AIM OF THE TASK: Pull out every line with the word "Thursday".

____________

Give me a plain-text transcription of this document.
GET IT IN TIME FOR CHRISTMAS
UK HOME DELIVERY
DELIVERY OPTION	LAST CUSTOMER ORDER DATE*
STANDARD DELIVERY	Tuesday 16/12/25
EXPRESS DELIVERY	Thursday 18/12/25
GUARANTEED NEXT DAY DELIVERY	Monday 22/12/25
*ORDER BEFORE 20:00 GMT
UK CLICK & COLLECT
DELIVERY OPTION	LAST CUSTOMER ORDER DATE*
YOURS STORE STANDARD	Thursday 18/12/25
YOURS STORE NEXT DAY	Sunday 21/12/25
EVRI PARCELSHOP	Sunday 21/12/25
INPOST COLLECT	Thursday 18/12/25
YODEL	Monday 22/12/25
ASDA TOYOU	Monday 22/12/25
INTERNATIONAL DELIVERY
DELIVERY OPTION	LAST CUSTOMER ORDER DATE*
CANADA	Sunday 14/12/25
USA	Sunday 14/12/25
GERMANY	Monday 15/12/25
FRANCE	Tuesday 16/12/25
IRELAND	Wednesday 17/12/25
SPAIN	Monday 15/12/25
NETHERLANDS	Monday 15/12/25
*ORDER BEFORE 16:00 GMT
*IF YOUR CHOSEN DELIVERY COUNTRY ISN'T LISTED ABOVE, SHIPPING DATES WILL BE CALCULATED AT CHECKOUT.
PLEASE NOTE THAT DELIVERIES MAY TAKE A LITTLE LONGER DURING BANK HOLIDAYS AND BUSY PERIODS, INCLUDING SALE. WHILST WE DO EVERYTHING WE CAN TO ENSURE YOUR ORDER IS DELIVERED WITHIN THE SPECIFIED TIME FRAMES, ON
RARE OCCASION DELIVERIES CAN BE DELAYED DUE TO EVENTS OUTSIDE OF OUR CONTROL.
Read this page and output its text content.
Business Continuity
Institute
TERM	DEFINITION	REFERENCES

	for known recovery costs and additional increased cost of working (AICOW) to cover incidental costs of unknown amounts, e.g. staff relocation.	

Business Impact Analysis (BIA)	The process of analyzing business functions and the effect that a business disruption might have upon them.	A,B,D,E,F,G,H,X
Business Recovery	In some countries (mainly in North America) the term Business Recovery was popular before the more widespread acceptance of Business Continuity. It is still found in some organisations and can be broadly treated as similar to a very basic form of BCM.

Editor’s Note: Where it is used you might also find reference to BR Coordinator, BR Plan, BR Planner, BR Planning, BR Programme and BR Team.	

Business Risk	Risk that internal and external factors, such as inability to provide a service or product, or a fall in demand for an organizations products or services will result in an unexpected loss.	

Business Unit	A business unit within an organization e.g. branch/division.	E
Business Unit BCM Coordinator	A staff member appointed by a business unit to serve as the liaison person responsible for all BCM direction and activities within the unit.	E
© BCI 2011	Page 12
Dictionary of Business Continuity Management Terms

____________

EXERCISE OUTPUT:
EXPRESS DELIVERY	Thursday 18/12/25
YOURS STORE STANDARD	Thursday 18/12/25
INPOST COLLECT	Thursday 18/12/25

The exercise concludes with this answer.